[PROBLEM REQUIREMENTS]
Repeat the data verbatim.

[Dataset records]
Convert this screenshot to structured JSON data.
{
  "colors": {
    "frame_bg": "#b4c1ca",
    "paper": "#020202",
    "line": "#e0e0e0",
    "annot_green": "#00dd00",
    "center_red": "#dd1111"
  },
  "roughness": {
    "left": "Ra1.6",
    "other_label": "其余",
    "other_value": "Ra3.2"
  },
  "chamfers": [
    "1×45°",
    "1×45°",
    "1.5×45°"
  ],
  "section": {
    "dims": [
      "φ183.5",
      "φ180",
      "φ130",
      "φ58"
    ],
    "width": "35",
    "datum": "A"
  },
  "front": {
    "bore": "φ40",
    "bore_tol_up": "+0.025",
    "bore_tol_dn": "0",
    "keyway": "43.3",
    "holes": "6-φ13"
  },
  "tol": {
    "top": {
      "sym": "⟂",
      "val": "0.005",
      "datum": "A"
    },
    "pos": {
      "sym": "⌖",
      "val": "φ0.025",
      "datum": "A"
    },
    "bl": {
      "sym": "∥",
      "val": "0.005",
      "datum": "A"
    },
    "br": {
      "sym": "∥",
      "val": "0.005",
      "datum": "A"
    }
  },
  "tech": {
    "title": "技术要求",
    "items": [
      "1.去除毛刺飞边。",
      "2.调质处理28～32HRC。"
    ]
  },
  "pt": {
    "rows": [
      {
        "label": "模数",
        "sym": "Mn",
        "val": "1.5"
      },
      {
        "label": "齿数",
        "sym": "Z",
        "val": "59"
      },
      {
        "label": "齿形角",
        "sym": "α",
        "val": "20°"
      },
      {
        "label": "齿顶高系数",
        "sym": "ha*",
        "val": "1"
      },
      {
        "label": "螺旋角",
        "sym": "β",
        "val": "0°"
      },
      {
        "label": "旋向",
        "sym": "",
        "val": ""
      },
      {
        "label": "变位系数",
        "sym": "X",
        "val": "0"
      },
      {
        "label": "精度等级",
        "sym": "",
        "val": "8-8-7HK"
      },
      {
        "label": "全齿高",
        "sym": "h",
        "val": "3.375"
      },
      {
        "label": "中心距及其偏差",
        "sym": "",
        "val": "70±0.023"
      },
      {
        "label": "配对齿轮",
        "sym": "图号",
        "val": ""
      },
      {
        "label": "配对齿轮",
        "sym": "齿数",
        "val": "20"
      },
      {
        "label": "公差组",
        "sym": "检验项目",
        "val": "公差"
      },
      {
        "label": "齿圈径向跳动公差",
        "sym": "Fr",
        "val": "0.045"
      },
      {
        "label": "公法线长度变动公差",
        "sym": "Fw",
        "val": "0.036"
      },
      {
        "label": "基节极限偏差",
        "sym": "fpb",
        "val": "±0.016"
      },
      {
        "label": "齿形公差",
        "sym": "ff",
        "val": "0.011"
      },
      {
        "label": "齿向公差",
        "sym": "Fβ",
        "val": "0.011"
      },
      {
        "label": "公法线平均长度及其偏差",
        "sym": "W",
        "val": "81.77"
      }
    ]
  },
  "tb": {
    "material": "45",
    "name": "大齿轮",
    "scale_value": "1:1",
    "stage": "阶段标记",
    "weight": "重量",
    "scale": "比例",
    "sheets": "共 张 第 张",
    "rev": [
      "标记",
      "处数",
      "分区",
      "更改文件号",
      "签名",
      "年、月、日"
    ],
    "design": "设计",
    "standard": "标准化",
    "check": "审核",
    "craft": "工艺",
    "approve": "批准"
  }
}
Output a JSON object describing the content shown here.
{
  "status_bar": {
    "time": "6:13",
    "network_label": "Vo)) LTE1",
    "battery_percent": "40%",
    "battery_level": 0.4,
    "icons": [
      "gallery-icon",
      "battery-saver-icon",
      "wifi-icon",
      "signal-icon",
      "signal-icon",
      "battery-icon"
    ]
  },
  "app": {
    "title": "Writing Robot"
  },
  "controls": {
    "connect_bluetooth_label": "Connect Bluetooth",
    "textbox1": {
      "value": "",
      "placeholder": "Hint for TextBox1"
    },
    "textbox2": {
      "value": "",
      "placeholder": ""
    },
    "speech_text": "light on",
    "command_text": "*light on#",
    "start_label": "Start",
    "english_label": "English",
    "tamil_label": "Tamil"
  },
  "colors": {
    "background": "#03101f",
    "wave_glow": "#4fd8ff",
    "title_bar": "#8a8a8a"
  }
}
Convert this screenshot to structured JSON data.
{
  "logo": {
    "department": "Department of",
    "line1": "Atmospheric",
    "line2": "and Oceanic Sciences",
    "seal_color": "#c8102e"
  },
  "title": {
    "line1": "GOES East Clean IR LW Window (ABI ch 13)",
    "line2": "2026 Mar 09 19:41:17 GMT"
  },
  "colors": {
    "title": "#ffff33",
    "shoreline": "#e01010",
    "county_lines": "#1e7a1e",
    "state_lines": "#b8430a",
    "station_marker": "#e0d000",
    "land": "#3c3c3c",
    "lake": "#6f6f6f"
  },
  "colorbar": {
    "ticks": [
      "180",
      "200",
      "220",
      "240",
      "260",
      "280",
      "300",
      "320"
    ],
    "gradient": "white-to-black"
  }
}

[EXPECTED ANSWER]
Convert this screenshot to structured JSON data.
{
  "colors": {
    "frame_bg": "#b4c1ca",
    "paper": "#020202",
    "line": "#e0e0e0",
    "annot_green": "#00dd00",
    "center_red": "#dd1111"
  },
  "roughness": {
    "left": "Ra1.6",
    "other_label": "其余",
    "other_value": "Ra3.2"
  },
  "chamfers": [
    "1×45°",
    "1×45°",
    "1.5×45°"
  ],
  "section": {
    "dims": [
      "φ183.5",
      "φ180",
      "φ130",
      "φ58"
    ],
    "width": "35",
    "datum": "A"
  },
  "front": {
    "bore": "φ40",
    "bore_tol_up": "+0.025",
    "bore_tol_dn": "0",
    "keyway": "43.3",
    "holes": "6-φ13"
  },
  "tol": {
    "top": {
      "sym": "⟂",
      "val": "0.005",
      "datum": "A"
    },
    "pos": {
      "sym": "⌖",
      "val": "φ0.025",
      "datum": "A"
    },
    "bl": {
      "sym": "∥",
      "val": "0.005",
      "datum": "A"
    },
    "br": {
      "sym": "∥",
      "val": "0.005",
      "datum": "A"
    }
  },
  "tech": {
    "title": "技术要求",
    "items": [
      "1.去除毛刺飞边。",
      "2.调质处理28～32HRC。"
    ]
  },
  "pt": {
    "rows": [
      {
        "label": "模数",
        "sym": "Mn",
        "val": "1.5"
      },
      {
        "label": "齿数",
        "sym": "Z",
        "val": "59"
      },
      {
        "label": "齿形角",
        "sym": "α",
        "val": "20°"
      },
      {
        "label": "齿顶高系数",
        "sym": "ha*",
        "val": "1"
      },
      {
        "label": "螺旋角",
        "sym": "β",
        "val": "0°"
      },
      {
        "label": "旋向",
        "sym": "",
        "val": ""
      },
      {
        "label": "变位系数",
        "sym": "X",
        "val": "0"
      },
      {
        "label": "精度等级",
        "sym": "",
        "val": "8-8-7HK"
      },
      {
        "label": "全齿高",
        "sym": "h",
        "val": "3.375"
      },
      {
        "label": "中心距及其偏差",
        "sym": "",
        "val": "70±0.023"
      },
      {
        "label": "配对齿轮",
        "sym": "图号",
        "val": ""
      },
      {
        "label": "配对齿轮",
        "sym": "齿数",
        "val": "20"
      },
      {
        "label": "公差组",
        "sym": "检验项目",
        "val": "公差"
      },
      {
        "label": "齿圈径向跳动公差",
        "sym": "Fr",
        "val": "0.045"
      },
      {
        "label": "公法线长度变动公差",
        "sym": "Fw",
        "val": "0.036"
      },
      {
        "label": "基节极限偏差",
        "sym": "fpb",
        "val": "±0.016"
      },
      {
        "label": "齿形公差",
        "sym": "ff",
        "val": "0.011"
      },
      {
        "label": "齿向公差",
        "sym": "Fβ",
        "val": "0.011"
      },
      {
        "label": "公法线平均长度及其偏差",
        "sym": "W",
        "val": "81.77"
      }
    ]
  },
  "tb": {
    "material": "45",
    "name": "大齿轮",
    "scale_value": "1:1",
    "stage": "阶段标记",
    "weight": "重量",
    "scale": "比例",
    "sheets": "共 张 第 张",
    "rev": [
      "标记",
      "处数",
      "分区",
      "更改文件号",
      "签名",
      "年、月、日"
    ],
    "design": "设计",
    "standard": "标准化",
    "check": "审核",
    "craft": "工艺",
    "approve": "批准"
  }
}
Output a JSON object describing the content shown here.
{
  "status_bar": {
    "time": "6:13",
    "network_label": "Vo)) LTE1",
    "battery_percent": "40%",
    "battery_level": 0.4,
    "icons": [
      "gallery-icon",
      "battery-saver-icon",
      "wifi-icon",
      "signal-icon",
      "signal-icon",
      "battery-icon"
    ]
  },
  "app": {
    "title": "Writing Robot"
  },
  "controls": {
    "connect_bluetooth_label": "Connect Bluetooth",
    "textbox1": {
      "value": "",
      "placeholder": "Hint for TextBox1"
    },
    "textbox2": {
      "value": "",
      "placeholder": ""
    },
    "speech_text": "light on",
    "command_text": "*light on#",
    "start_label": "Start",
    "english_label": "English",
    "tamil_label": "Tamil"
  },
  "colors": {
    "background": "#03101f",
    "wave_glow": "#4fd8ff",
    "title_bar": "#8a8a8a"
  }
}
Convert this screenshot to structured JSON data.
{
  "logo": {
    "department": "Department of",
    "line1": "Atmospheric",
    "line2": "and Oceanic Sciences",
    "seal_color": "#c8102e"
  },
  "title": {
    "line1": "GOES East Clean IR LW Window (ABI ch 13)",
    "line2": "2026 Mar 09 19:41:17 GMT"
  },
  "colors": {
    "title": "#ffff33",
    "shoreline": "#e01010",
    "county_lines": "#1e7a1e",
    "state_lines": "#b8430a",
    "station_marker": "#e0d000",
    "land": "#3c3c3c",
    "lake": "#6f6f6f"
  },
  "colorbar": {
    "ticks": [
      "180",
      "200",
      "220",
      "240",
      "260",
      "280",
      "300",
      "320"
    ],
    "gradient": "white-to-black"
  }
}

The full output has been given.